▸ EXERCISE
With the pictures left out, copy the listing below exactly.

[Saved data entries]
═══

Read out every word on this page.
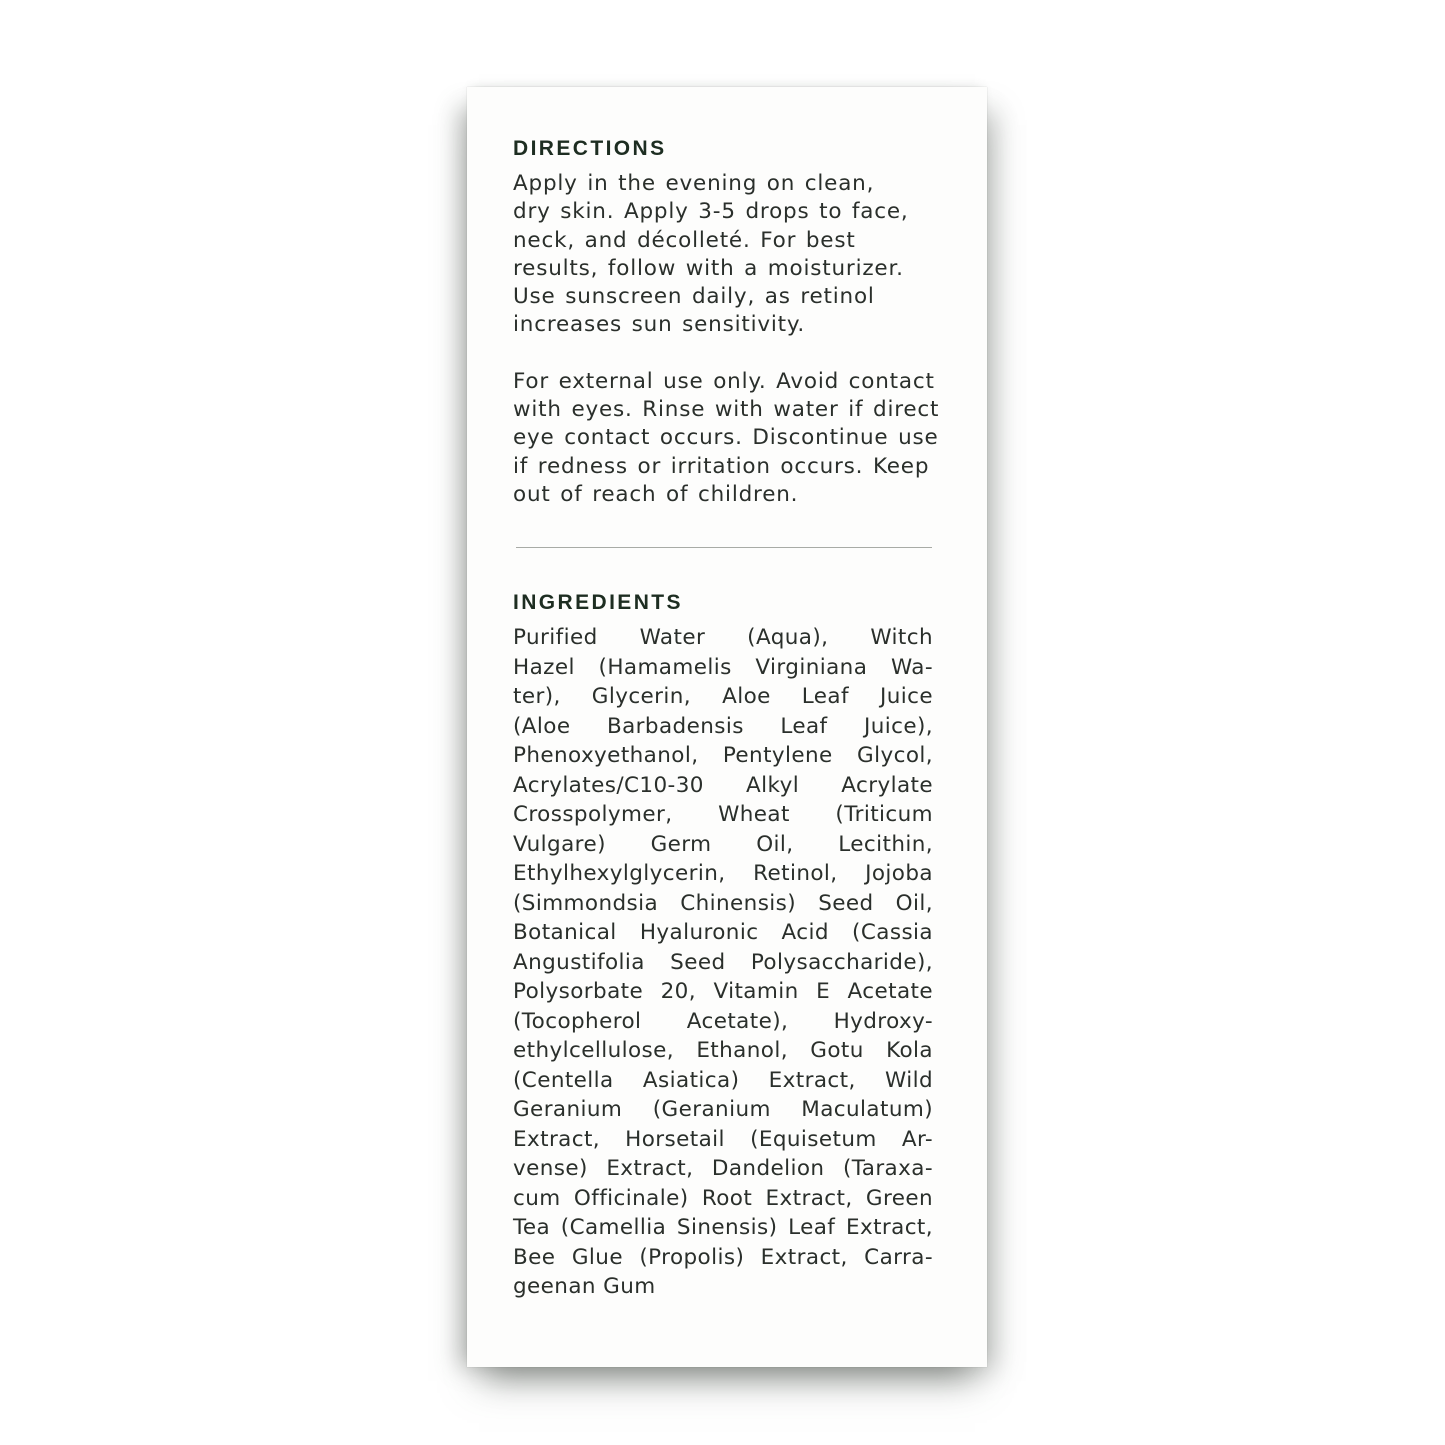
DIRECTIONS
Apply in the evening on clean,
dry skin. Apply 3-5 drops to face,
neck, and décolleté. For best
results, follow with a moisturizer.
Use sunscreen daily, as retinol
increases sun sensitivity.
For external use only. Avoid contact
with eyes. Rinse with water if direct
eye contact occurs. Discontinue use
if redness or irritation occurs. Keep
out of reach of children.
INGREDIENTS
Purified Water (Aqua), Witch
Hazel (Hamamelis Virginiana Wa-
ter), Glycerin, Aloe Leaf Juice
(Aloe Barbadensis Leaf Juice),
Phenoxyethanol, Pentylene Glycol,
Acrylates/C10-30 Alkyl Acrylate
Crosspolymer, Wheat (Triticum
Vulgare) Germ Oil, Lecithin,
Ethylhexylglycerin, Retinol, Jojoba
(Simmondsia Chinensis) Seed Oil,
Botanical Hyaluronic Acid (Cassia
Angustifolia Seed Polysaccharide),
Polysorbate 20, Vitamin E Acetate
(Tocopherol Acetate), Hydroxy-
ethylcellulose, Ethanol, Gotu Kola
(Centella Asiatica) Extract, Wild
Geranium (Geranium Maculatum)
Extract, Horsetail (Equisetum Ar-
vense) Extract, Dandelion (Taraxa-
cum Officinale) Root Extract, Green
Tea (Camellia Sinensis) Leaf Extract,
Bee Glue (Propolis) Extract, Carra-
geenan Gum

═══

▸ CORRECT RESPONSE
Read out every word on this page.
DIRECTIONS
Apply in the evening on clean,
dry skin. Apply 3-5 drops to face,
neck, and décolleté. For best
results, follow with a moisturizer.
Use sunscreen daily, as retinol
increases sun sensitivity.
For external use only. Avoid contact
with eyes. Rinse with water if direct
eye contact occurs. Discontinue use
if redness or irritation occurs. Keep
out of reach of children.
INGREDIENTS
Purified Water (Aqua), Witch
Hazel (Hamamelis Virginiana Wa-
ter), Glycerin, Aloe Leaf Juice
(Aloe Barbadensis Leaf Juice),
Phenoxyethanol, Pentylene Glycol,
Acrylates/C10-30 Alkyl Acrylate
Crosspolymer, Wheat (Triticum
Vulgare) Germ Oil, Lecithin,
Ethylhexylglycerin, Retinol, Jojoba
(Simmondsia Chinensis) Seed Oil,
Botanical Hyaluronic Acid (Cassia
Angustifolia Seed Polysaccharide),
Polysorbate 20, Vitamin E Acetate
(Tocopherol Acetate), Hydroxy-
ethylcellulose, Ethanol, Gotu Kola
(Centella Asiatica) Extract, Wild
Geranium (Geranium Maculatum)
Extract, Horsetail (Equisetum Ar-
vense) Extract, Dandelion (Taraxa-
cum Officinale) Root Extract, Green
Tea (Camellia Sinensis) Leaf Extract,
Bee Glue (Propolis) Extract, Carra-
geenan Gum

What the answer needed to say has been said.